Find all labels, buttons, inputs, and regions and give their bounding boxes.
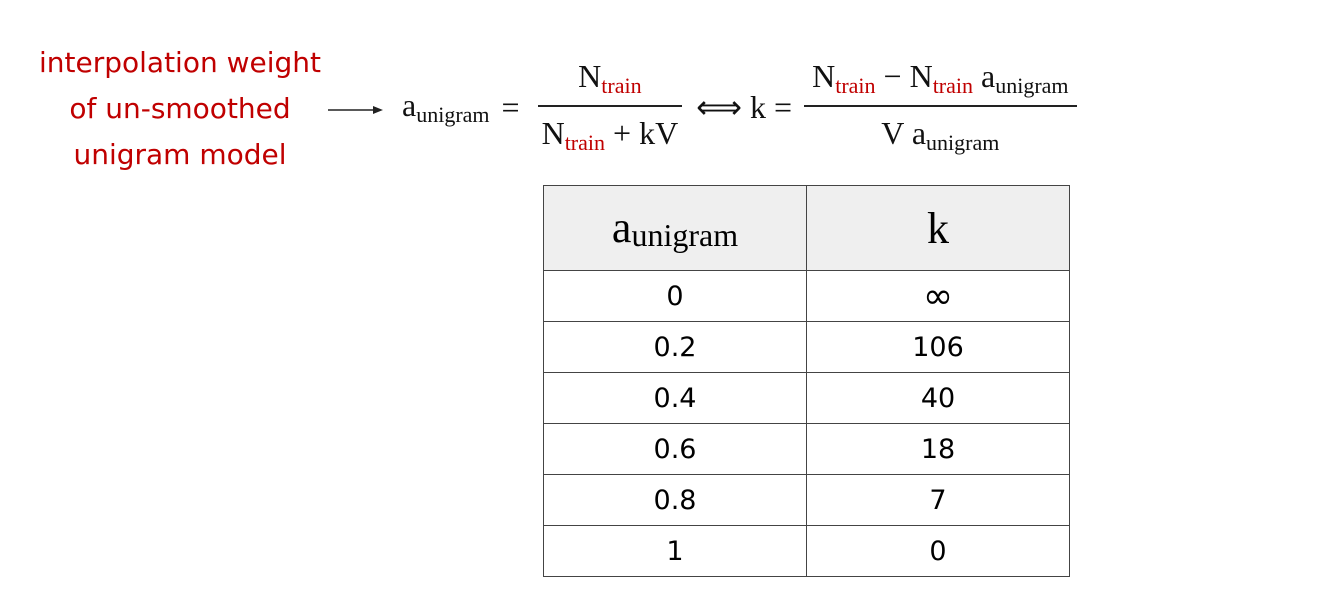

▬▬▬▬▬▬

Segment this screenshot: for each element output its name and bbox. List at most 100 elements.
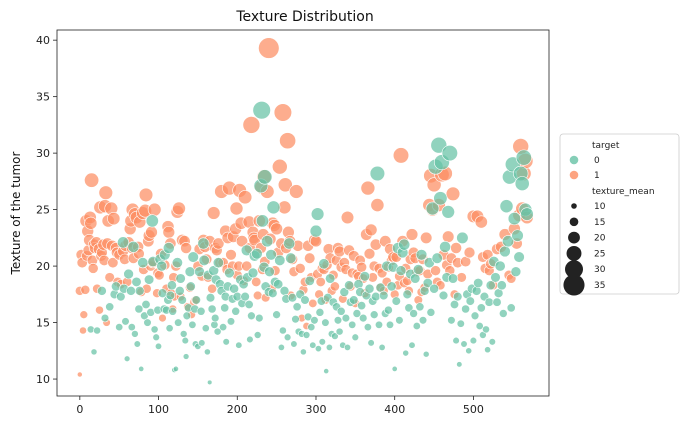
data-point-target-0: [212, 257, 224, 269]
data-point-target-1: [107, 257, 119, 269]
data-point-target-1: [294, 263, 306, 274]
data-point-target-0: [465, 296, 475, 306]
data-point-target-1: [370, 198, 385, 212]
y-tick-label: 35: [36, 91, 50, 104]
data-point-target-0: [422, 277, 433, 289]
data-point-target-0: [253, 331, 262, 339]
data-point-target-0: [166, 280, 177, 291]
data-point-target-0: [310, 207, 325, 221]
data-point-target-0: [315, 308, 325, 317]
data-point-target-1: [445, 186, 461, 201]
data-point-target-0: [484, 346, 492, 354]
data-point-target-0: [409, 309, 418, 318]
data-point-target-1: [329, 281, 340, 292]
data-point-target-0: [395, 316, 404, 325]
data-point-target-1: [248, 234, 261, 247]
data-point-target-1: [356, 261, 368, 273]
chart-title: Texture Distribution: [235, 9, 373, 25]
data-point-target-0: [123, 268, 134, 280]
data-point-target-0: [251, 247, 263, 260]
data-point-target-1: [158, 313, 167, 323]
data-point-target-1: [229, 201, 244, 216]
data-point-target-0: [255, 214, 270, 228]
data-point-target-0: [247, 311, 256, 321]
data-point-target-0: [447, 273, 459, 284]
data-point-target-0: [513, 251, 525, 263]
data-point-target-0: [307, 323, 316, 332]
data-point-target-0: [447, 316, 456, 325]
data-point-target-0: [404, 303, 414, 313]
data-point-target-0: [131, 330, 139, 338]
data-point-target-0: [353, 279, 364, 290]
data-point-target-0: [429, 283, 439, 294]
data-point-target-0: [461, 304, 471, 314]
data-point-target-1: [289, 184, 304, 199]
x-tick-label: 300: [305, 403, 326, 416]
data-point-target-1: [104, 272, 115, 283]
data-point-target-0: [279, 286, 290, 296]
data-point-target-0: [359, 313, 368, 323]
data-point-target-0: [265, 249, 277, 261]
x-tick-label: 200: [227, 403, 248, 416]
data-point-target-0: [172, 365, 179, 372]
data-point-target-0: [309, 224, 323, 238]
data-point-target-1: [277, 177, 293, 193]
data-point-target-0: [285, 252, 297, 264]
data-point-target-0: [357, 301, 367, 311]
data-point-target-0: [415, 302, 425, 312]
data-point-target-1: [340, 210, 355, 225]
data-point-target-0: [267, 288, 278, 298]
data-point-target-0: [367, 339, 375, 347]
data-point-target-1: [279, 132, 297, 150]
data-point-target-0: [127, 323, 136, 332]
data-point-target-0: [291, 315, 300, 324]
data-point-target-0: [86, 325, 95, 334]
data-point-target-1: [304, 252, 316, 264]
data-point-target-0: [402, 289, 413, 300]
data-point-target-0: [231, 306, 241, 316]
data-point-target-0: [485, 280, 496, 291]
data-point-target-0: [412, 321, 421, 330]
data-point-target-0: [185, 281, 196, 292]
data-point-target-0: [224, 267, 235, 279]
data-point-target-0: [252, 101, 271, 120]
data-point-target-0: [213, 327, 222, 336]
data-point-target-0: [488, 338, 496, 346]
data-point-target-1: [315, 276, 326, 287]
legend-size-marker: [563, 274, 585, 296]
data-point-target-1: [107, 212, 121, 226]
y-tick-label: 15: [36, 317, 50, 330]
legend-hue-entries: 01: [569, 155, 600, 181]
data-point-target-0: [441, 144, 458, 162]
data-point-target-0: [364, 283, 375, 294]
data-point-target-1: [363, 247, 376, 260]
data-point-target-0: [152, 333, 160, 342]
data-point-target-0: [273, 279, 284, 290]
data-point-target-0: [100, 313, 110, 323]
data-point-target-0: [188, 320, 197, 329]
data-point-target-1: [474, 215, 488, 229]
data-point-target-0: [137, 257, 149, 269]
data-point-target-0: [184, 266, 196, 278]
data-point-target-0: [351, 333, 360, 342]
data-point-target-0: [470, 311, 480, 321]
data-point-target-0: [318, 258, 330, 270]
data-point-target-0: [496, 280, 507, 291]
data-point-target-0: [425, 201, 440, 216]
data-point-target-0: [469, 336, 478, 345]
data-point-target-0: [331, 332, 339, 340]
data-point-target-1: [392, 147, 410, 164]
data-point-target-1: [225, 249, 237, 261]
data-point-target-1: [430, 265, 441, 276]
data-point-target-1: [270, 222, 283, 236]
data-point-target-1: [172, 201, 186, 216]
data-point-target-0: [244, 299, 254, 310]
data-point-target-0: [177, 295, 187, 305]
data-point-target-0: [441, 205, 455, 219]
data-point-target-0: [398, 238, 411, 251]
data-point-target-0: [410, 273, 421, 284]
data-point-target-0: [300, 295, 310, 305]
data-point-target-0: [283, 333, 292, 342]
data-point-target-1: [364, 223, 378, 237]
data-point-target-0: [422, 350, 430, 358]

▬▬▬▬▬▬

Goal: Reproduce the material starting at the line that contains "Segment this screenshot: for" and ending at the line that contains "data-point-target-0: [409, 309, 418, 318]", with "y-tick-label" changed to "y-axis-tick" and everything else left as it is. Give only those lines, and leave the pictures out.

Finished task:
Segment this screenshot: for each element output its name and bbox. List at most 100 elements.
data-point-target-0: [212, 257, 224, 269]
data-point-target-1: [107, 257, 119, 269]
data-point-target-1: [294, 263, 306, 274]
data-point-target-0: [465, 296, 475, 306]
data-point-target-1: [370, 198, 385, 212]
y-axis-tick: 35: [36, 91, 50, 104]
data-point-target-0: [422, 277, 433, 289]
data-point-target-0: [253, 331, 262, 339]
data-point-target-0: [166, 280, 177, 291]
data-point-target-0: [310, 207, 325, 221]
data-point-target-0: [315, 308, 325, 317]
data-point-target-1: [445, 186, 461, 201]
data-point-target-0: [484, 346, 492, 354]
data-point-target-0: [409, 309, 418, 318]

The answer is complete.